• [Data extracts]
----

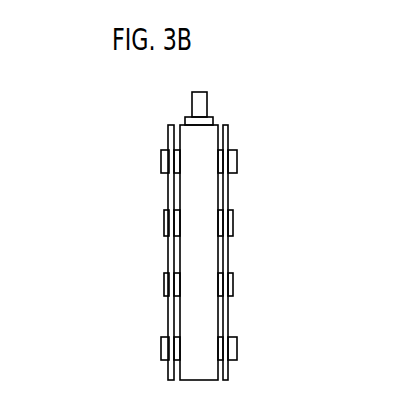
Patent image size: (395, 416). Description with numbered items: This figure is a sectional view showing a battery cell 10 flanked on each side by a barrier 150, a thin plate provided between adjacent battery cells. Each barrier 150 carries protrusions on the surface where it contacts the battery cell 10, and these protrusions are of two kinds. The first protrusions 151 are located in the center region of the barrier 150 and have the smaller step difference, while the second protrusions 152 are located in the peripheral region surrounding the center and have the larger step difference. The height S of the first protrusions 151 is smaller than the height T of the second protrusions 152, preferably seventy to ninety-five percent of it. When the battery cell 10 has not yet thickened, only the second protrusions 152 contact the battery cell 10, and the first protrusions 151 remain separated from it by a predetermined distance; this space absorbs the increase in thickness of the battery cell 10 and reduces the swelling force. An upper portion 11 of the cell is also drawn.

The battery cell 10 is at (208, 138).
The cap / upper end portion 11 is at (199, 95).
The barrier 150 is at (169, 125).
The first protrusions 151 is at (163, 218).
The second protrusions 152 is at (161, 160).
The height of the second protrusion T is at (197, 143).
The height of the first protrusion S is at (197, 203).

----

• [Activity] Give back the full listing above word for word, and let no picture through.

• [Written reply]
Patent image size: (395, 416). Description with numbered items: This figure is a sectional view showing a battery cell 10 flanked on each side by a barrier 150, a thin plate provided between adjacent battery cells. Each barrier 150 carries protrusions on the surface where it contacts the battery cell 10, and these protrusions are of two kinds. The first protrusions 151 are located in the center region of the barrier 150 and have the smaller step difference, while the second protrusions 152 are located in the peripheral region surrounding the center and have the larger step difference. The height S of the first protrusions 151 is smaller than the height T of the second protrusions 152, preferably seventy to ninety-five percent of it. When the battery cell 10 has not yet thickened, only the second protrusions 152 contact the battery cell 10, and the first protrusions 151 remain separated from it by a predetermined distance; this space absorbs the increase in thickness of the battery cell 10 and reduces the swelling force. An upper portion 11 of the cell is also drawn.

The battery cell 10 is at (208, 138).
The cap / upper end portion 11 is at (199, 95).
The barrier 150 is at (169, 125).
The first protrusions 151 is at (163, 218).
The second protrusions 152 is at (161, 160).
The height of the second protrusion T is at (197, 143).
The height of the first protrusion S is at (197, 203).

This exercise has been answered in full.